What the exercise asks — Pictures stay out of the copy; set down each line of the listing below exactly.

Data provided —
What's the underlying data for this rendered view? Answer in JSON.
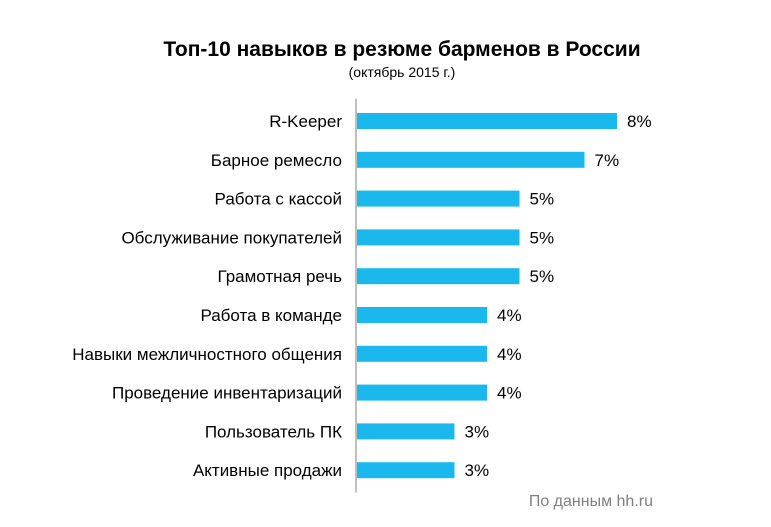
{
  "chart_data": {
    "type": "bar",
    "orientation": "horizontal",
    "title": "Топ-10 навыков в резюме барменов в России",
    "subtitle": "(октябрь 2015 г.)",
    "categories": [
      "R-Keeper",
      "Барное ремесло",
      "Работа с кассой",
      "Обслуживание покупателей",
      "Грамотная речь",
      "Работа в команде",
      "Навыки межличностного общения",
      "Проведение инвентаризаций",
      "Пользователь ПК",
      "Активные продажи"
    ],
    "values": [
      8,
      7,
      5,
      5,
      5,
      4,
      4,
      4,
      3,
      3
    ],
    "value_labels": [
      "8%",
      "7%",
      "5%",
      "5%",
      "5%",
      "4%",
      "4%",
      "4%",
      "3%",
      "3%"
    ],
    "unit": "%",
    "bar_color": "#1ab8ec",
    "xlabel": "",
    "ylabel": "",
    "grid": false,
    "legend": "none"
  },
  "source": "По данным hh.ru"
}
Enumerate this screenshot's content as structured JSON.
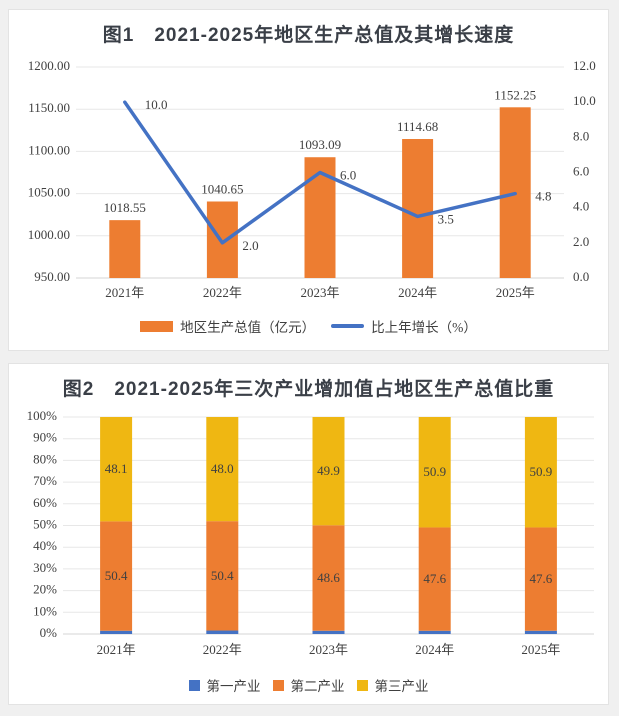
{
  "page": {
    "background": "#f0f0f0",
    "card_background": "#ffffff",
    "card_border": "#e3e3e3"
  },
  "colors": {
    "bar_orange": "#ED7D31",
    "line_blue": "#4472C4",
    "gold": "#EFB712",
    "axis_text": "#404040",
    "title_text": "#3a3f47",
    "grid": "#e7e7e7",
    "axis_line": "#d5d5d5"
  },
  "chart_data": [
    {
      "type": "combo-bar-line",
      "title": "图1　2021-2025年地区生产总值及其增长速度",
      "categories": [
        "2021年",
        "2022年",
        "2023年",
        "2024年",
        "2025年"
      ],
      "series": [
        {
          "name": "地区生产总值（亿元）",
          "chart_type": "bar",
          "axis": "left",
          "color": "#ED7D31",
          "values": [
            1018.55,
            1040.65,
            1093.09,
            1114.68,
            1152.25
          ],
          "labels": [
            "1018.55",
            "1040.65",
            "1093.09",
            "1114.68",
            "1152.25"
          ]
        },
        {
          "name": "比上年增长（%）",
          "chart_type": "line",
          "axis": "right",
          "color": "#4472C4",
          "values": [
            10.0,
            2.0,
            6.0,
            3.5,
            4.8
          ],
          "labels": [
            "10.0",
            "2.0",
            "6.0",
            "3.5",
            "4.8"
          ]
        }
      ],
      "left_axis": {
        "min": 950,
        "max": 1200,
        "ticks": [
          "950.00",
          "1000.00",
          "1050.00",
          "1100.00",
          "1150.00",
          "1200.00"
        ]
      },
      "right_axis": {
        "min": 0,
        "max": 12,
        "ticks": [
          "0.0",
          "2.0",
          "4.0",
          "6.0",
          "8.0",
          "10.0",
          "12.0"
        ]
      },
      "grid": true,
      "legend_position": "bottom"
    },
    {
      "type": "stacked-bar-percent",
      "title": "图2　2021-2025年三次产业增加值占地区生产总值比重",
      "categories": [
        "2021年",
        "2022年",
        "2023年",
        "2024年",
        "2025年"
      ],
      "series": [
        {
          "name": "第一产业",
          "color": "#4472C4",
          "values": [
            1.5,
            1.6,
            1.5,
            1.5,
            1.5
          ],
          "labels": null
        },
        {
          "name": "第二产业",
          "color": "#ED7D31",
          "values": [
            50.4,
            50.4,
            48.6,
            47.6,
            47.6
          ],
          "labels": [
            "50.4",
            "50.4",
            "48.6",
            "47.6",
            "47.6"
          ]
        },
        {
          "name": "第三产业",
          "color": "#EFB712",
          "values": [
            48.1,
            48.0,
            49.9,
            50.9,
            50.9
          ],
          "labels": [
            "48.1",
            "48.0",
            "49.9",
            "50.9",
            "50.9"
          ]
        }
      ],
      "y_axis": {
        "min": 0,
        "max": 100,
        "ticks": [
          "0%",
          "10%",
          "20%",
          "30%",
          "40%",
          "50%",
          "60%",
          "70%",
          "80%",
          "90%",
          "100%"
        ]
      },
      "grid": true,
      "legend_position": "bottom"
    }
  ]
}
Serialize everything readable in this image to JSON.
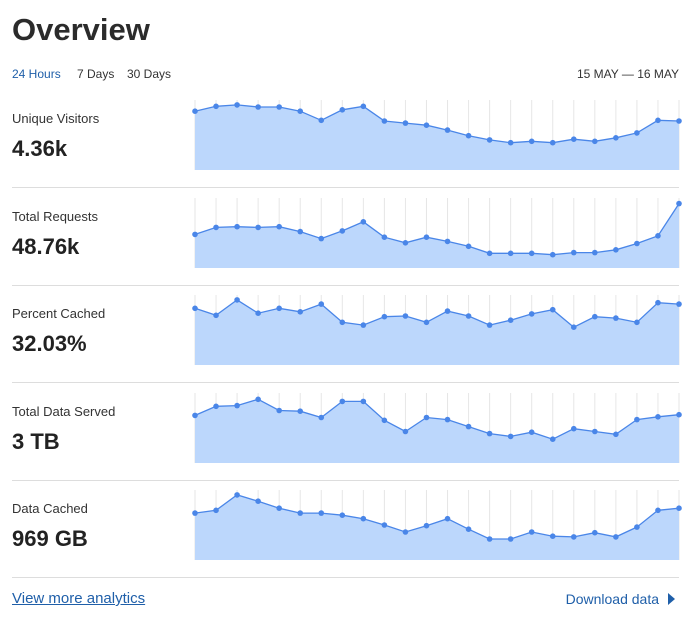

Correct output —
What's the underlying data for this rendered view? Answer in JSON.
{
  "chart_data": {
    "type": "bar",
    "orientation": "horizontal",
    "title": "Топ-10 навыков в резюме барменов в России",
    "subtitle": "(октябрь 2015 г.)",
    "categories": [
      "R-Keeper",
      "Барное ремесло",
      "Работа с кассой",
      "Обслуживание покупателей",
      "Грамотная речь",
      "Работа в команде",
      "Навыки межличностного общения",
      "Проведение инвентаризаций",
      "Пользователь ПК",
      "Активные продажи"
    ],
    "values": [
      8,
      7,
      5,
      5,
      5,
      4,
      4,
      4,
      3,
      3
    ],
    "value_labels": [
      "8%",
      "7%",
      "5%",
      "5%",
      "5%",
      "4%",
      "4%",
      "4%",
      "3%",
      "3%"
    ],
    "unit": "%",
    "bar_color": "#1ab8ec",
    "xlabel": "",
    "ylabel": "",
    "grid": false,
    "legend": "none"
  },
  "source": "По данным hh.ru"
}
Enumerate this screenshot's content as structured JSON.
{
  "page": {
    "background": "#f0f0f0",
    "card_background": "#ffffff",
    "card_border": "#e3e3e3"
  },
  "colors": {
    "bar_orange": "#ED7D31",
    "line_blue": "#4472C4",
    "gold": "#EFB712",
    "axis_text": "#404040",
    "title_text": "#3a3f47",
    "grid": "#e7e7e7",
    "axis_line": "#d5d5d5"
  },
  "chart_data": [
    {
      "type": "combo-bar-line",
      "title": "图1　2021-2025年地区生产总值及其增长速度",
      "categories": [
        "2021年",
        "2022年",
        "2023年",
        "2024年",
        "2025年"
      ],
      "series": [
        {
          "name": "地区生产总值（亿元）",
          "chart_type": "bar",
          "axis": "left",
          "color": "#ED7D31",
          "values": [
            1018.55,
            1040.65,
            1093.09,
            1114.68,
            1152.25
          ],
          "labels": [
            "1018.55",
            "1040.65",
            "1093.09",
            "1114.68",
            "1152.25"
          ]
        },
        {
          "name": "比上年增长（%）",
          "chart_type": "line",
          "axis": "right",
          "color": "#4472C4",
          "values": [
            10.0,
            2.0,
            6.0,
            3.5,
            4.8
          ],
          "labels": [
            "10.0",
            "2.0",
            "6.0",
            "3.5",
            "4.8"
          ]
        }
      ],
      "left_axis": {
        "min": 950,
        "max": 1200,
        "ticks": [
          "950.00",
          "1000.00",
          "1050.00",
          "1100.00",
          "1150.00",
          "1200.00"
        ]
      },
      "right_axis": {
        "min": 0,
        "max": 12,
        "ticks": [
          "0.0",
          "2.0",
          "4.0",
          "6.0",
          "8.0",
          "10.0",
          "12.0"
        ]
      },
      "grid": true,
      "legend_position": "bottom"
    },
    {
      "type": "stacked-bar-percent",
      "title": "图2　2021-2025年三次产业增加值占地区生产总值比重",
      "categories": [
        "2021年",
        "2022年",
        "2023年",
        "2024年",
        "2025年"
      ],
      "series": [
        {
          "name": "第一产业",
          "color": "#4472C4",
          "values": [
            1.5,
            1.6,
            1.5,
            1.5,
            1.5
          ],
          "labels": null
        },
        {
          "name": "第二产业",
          "color": "#ED7D31",
          "values": [
            50.4,
            50.4,
            48.6,
            47.6,
            47.6
          ],
          "labels": [
            "50.4",
            "50.4",
            "48.6",
            "47.6",
            "47.6"
          ]
        },
        {
          "name": "第三产业",
          "color": "#EFB712",
          "values": [
            48.1,
            48.0,
            49.9,
            50.9,
            50.9
          ],
          "labels": [
            "48.1",
            "48.0",
            "49.9",
            "50.9",
            "50.9"
          ]
        }
      ],
      "y_axis": {
        "min": 0,
        "max": 100,
        "ticks": [
          "0%",
          "10%",
          "20%",
          "30%",
          "40%",
          "50%",
          "60%",
          "70%",
          "80%",
          "90%",
          "100%"
        ]
      },
      "grid": true,
      "legend_position": "bottom"
    }
  ]
}
Serialize everything readable in this image to JSON.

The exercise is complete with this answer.